=== RECORDED INFORMATION ===
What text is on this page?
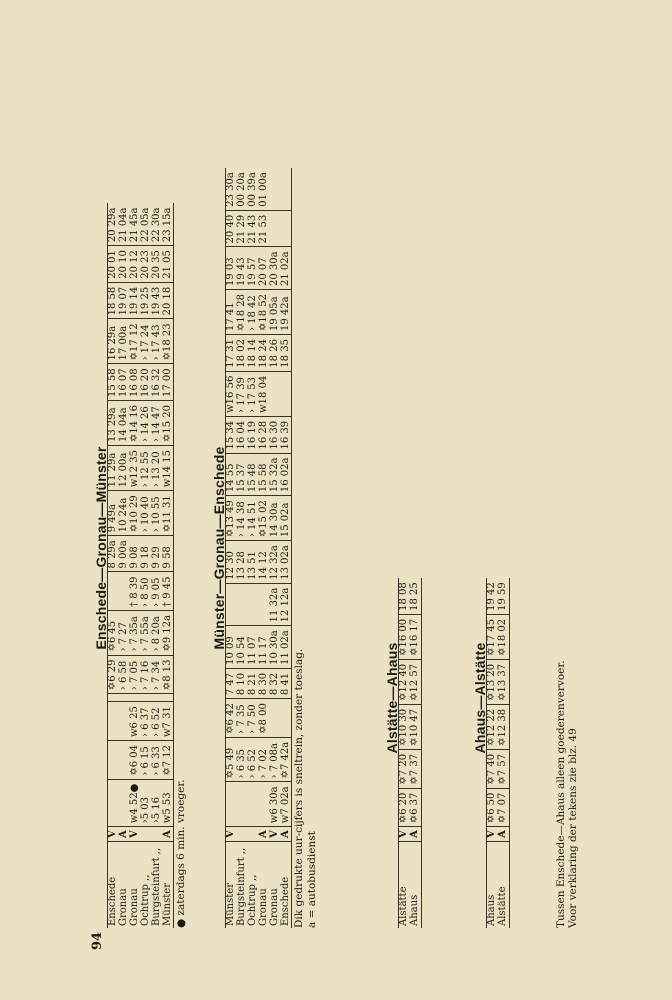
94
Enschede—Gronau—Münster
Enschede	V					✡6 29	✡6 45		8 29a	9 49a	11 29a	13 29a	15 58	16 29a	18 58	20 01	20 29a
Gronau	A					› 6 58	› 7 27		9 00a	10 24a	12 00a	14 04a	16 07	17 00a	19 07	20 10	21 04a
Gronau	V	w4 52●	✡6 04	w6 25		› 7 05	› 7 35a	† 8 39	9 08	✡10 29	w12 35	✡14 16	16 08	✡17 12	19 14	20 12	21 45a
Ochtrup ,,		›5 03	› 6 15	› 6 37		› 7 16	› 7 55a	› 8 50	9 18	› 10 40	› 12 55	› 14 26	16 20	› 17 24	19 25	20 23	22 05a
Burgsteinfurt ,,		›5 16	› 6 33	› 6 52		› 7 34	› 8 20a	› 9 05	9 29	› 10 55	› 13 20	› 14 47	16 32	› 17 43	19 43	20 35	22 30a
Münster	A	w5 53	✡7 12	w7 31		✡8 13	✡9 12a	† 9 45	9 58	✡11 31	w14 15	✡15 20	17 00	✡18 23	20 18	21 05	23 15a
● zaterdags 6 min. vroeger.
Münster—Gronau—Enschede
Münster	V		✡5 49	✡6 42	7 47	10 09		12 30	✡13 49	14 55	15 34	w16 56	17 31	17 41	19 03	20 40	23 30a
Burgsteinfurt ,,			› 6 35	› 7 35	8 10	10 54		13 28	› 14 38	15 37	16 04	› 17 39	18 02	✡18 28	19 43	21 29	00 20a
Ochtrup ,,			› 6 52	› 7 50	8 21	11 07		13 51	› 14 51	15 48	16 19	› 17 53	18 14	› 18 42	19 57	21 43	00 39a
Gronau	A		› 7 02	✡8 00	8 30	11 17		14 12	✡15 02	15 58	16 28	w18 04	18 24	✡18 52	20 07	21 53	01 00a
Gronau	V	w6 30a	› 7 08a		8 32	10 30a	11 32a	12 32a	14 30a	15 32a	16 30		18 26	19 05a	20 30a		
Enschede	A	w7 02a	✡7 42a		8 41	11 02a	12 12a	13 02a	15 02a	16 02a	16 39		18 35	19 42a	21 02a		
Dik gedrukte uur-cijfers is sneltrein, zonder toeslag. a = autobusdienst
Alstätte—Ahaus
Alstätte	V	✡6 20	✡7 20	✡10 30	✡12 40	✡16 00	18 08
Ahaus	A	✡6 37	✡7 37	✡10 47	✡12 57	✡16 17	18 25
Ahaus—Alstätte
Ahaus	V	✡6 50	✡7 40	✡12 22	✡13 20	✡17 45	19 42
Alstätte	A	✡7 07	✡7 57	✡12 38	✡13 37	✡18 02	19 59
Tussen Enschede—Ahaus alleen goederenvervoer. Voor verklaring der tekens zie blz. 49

* * *

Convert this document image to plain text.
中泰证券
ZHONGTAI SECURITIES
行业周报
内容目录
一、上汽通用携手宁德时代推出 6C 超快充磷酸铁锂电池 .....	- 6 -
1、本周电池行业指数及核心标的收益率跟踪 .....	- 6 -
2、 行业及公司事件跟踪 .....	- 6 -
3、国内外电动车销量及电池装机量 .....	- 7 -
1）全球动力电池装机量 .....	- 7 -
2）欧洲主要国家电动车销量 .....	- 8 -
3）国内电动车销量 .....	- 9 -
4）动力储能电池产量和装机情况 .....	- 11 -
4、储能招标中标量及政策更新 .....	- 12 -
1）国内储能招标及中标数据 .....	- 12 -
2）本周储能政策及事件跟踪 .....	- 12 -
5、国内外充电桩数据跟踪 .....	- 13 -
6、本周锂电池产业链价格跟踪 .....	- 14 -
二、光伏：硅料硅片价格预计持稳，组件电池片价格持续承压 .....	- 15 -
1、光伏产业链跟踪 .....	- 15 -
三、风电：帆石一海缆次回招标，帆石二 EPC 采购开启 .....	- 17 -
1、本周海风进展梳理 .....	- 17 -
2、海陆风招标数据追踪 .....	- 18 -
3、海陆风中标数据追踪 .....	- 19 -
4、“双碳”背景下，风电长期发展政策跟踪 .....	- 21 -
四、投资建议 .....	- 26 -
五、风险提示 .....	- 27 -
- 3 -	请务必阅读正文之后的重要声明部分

=== REQUIRED TASK ===
Pick out the lines that contain "Ahaus" and copy them.

=== TASK RESPONSE ===
Alstätte—Ahaus
Ahaus	A	✡6 37	✡7 37	✡10 47	✡12 57	✡16 17	18 25
Ahaus—Alstätte
Ahaus	V	✡6 50	✡7 40	✡12 22	✡13 20	✡17 45	19 42
Tussen Enschede—Ahaus alleen goederenvervoer. Voor verklaring der tekens zie blz. 49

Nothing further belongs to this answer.